- [Objective]:
Retype everything in the records from the very first line down to the line containing "y-tick-label: 233 xyxy=(0,78,16,92)", including both of those lines, with every character unchanged.

########################################

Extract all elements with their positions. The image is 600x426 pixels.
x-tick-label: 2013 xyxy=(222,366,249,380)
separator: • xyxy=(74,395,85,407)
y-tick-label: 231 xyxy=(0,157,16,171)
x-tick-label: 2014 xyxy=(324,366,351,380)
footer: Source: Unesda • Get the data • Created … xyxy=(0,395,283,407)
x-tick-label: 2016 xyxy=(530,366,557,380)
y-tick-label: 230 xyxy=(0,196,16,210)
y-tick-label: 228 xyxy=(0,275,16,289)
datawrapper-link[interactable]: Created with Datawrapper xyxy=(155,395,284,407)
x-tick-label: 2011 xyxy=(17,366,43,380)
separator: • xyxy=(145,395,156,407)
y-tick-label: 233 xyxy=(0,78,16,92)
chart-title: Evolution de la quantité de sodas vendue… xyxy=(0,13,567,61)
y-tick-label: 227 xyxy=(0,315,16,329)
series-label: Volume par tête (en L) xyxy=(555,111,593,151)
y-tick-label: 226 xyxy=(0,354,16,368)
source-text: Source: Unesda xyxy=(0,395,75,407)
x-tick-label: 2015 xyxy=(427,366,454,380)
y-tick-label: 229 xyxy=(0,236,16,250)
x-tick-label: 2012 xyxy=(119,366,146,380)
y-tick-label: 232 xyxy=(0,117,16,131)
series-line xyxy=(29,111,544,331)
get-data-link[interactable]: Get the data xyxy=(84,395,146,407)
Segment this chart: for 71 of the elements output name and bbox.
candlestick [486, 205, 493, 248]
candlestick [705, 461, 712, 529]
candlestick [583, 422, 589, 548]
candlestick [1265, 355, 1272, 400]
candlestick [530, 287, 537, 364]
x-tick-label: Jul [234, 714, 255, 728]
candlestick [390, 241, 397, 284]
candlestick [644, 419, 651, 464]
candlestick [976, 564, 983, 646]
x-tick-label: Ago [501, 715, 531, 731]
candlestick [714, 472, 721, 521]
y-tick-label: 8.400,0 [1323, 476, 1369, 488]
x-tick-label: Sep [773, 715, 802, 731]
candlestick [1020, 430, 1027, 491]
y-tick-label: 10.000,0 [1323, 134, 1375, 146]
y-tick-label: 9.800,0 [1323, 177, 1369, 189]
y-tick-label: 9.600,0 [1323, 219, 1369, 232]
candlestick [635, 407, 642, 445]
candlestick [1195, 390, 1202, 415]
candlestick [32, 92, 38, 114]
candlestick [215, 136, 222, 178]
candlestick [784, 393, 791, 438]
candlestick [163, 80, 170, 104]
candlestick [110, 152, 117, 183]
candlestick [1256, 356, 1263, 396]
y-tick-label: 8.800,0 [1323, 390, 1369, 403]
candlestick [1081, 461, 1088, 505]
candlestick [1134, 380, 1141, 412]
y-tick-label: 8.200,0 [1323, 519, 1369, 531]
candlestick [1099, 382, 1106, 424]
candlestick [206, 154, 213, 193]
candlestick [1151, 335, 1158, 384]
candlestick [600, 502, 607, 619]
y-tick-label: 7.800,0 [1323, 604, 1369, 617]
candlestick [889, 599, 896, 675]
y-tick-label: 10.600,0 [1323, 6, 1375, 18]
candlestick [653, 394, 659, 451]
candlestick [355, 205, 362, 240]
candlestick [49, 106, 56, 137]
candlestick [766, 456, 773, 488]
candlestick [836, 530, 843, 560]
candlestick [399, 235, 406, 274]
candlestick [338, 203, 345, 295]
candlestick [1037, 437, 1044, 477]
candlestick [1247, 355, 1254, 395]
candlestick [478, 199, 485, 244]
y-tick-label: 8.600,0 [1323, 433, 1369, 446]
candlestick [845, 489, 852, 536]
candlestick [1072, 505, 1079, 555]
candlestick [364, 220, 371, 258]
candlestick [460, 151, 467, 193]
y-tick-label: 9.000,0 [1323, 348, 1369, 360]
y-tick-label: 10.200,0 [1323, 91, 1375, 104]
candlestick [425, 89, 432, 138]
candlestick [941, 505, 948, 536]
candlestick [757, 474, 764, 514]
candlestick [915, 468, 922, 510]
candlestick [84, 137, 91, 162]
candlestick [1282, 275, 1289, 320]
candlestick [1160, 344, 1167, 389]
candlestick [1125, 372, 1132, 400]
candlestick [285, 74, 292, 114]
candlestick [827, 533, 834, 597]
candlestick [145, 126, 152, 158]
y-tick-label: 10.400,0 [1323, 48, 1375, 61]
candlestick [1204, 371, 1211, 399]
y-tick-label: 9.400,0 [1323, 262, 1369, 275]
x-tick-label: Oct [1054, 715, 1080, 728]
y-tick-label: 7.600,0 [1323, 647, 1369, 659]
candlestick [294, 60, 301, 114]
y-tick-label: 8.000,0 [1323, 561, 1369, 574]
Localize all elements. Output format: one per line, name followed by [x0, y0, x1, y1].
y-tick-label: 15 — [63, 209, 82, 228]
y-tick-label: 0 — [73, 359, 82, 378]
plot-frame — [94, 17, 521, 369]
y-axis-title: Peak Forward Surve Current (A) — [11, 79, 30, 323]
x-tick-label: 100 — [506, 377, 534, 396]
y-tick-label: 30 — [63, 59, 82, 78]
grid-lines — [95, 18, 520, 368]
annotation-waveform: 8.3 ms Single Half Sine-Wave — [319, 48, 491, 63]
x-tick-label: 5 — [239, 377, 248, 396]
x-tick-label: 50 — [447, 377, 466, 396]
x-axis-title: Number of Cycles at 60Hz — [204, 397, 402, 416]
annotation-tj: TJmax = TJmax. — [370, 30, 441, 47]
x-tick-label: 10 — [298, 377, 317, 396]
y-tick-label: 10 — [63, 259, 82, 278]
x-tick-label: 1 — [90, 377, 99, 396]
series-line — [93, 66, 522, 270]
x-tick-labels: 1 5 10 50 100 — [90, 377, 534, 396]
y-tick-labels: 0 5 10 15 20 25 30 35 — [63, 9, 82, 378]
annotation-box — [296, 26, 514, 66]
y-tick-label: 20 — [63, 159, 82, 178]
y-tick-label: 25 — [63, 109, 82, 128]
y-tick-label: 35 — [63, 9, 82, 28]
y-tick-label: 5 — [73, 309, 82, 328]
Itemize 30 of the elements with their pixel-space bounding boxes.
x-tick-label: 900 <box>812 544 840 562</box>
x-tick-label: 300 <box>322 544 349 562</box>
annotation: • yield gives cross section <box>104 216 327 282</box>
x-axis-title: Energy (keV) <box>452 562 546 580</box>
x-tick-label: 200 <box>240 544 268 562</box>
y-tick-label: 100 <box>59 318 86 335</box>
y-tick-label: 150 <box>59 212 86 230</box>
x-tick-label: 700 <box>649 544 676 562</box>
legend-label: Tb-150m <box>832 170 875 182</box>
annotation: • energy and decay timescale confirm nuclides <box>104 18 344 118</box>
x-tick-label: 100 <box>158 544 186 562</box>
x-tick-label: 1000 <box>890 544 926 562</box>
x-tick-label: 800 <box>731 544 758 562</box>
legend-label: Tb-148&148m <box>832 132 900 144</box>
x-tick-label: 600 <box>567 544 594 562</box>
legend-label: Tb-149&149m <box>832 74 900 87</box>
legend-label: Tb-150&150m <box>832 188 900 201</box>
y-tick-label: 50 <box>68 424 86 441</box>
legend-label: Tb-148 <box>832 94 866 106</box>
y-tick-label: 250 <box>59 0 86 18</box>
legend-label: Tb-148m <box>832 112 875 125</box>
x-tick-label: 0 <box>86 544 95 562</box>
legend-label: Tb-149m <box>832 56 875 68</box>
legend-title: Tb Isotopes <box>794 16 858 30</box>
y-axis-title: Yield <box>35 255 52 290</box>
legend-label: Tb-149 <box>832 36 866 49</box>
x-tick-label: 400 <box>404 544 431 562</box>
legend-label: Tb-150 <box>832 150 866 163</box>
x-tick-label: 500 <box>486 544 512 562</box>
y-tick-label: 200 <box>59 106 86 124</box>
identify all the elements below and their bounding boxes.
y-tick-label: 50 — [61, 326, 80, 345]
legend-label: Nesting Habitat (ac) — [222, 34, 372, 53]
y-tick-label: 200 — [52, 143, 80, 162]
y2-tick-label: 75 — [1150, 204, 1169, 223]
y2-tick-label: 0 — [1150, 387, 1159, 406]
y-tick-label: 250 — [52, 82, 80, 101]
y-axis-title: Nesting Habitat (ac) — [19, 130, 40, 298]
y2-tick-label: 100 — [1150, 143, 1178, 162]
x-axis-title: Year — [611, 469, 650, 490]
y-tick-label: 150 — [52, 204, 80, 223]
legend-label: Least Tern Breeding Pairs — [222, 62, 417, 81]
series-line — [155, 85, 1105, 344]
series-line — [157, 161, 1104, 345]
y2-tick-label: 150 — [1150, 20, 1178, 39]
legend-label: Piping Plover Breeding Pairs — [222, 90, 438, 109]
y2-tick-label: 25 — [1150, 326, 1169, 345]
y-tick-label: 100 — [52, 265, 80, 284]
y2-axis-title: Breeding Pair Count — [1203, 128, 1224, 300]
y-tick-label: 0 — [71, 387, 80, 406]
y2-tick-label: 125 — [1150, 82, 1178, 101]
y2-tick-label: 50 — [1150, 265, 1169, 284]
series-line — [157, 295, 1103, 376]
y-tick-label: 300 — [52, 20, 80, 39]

########################################

- [Expected answer]:
Extract all elements with their positions. The image is 600x426 pixels.
x-tick-label: 2013 xyxy=(222,366,249,380)
separator: • xyxy=(74,395,85,407)
y-tick-label: 231 xyxy=(0,157,16,171)
x-tick-label: 2014 xyxy=(324,366,351,380)
footer: Source: Unesda • Get the data • Created … xyxy=(0,395,283,407)
x-tick-label: 2016 xyxy=(530,366,557,380)
y-tick-label: 230 xyxy=(0,196,16,210)
y-tick-label: 228 xyxy=(0,275,16,289)
datawrapper-link[interactable]: Created with Datawrapper xyxy=(155,395,284,407)
x-tick-label: 2011 xyxy=(17,366,43,380)
separator: • xyxy=(145,395,156,407)
y-tick-label: 233 xyxy=(0,78,16,92)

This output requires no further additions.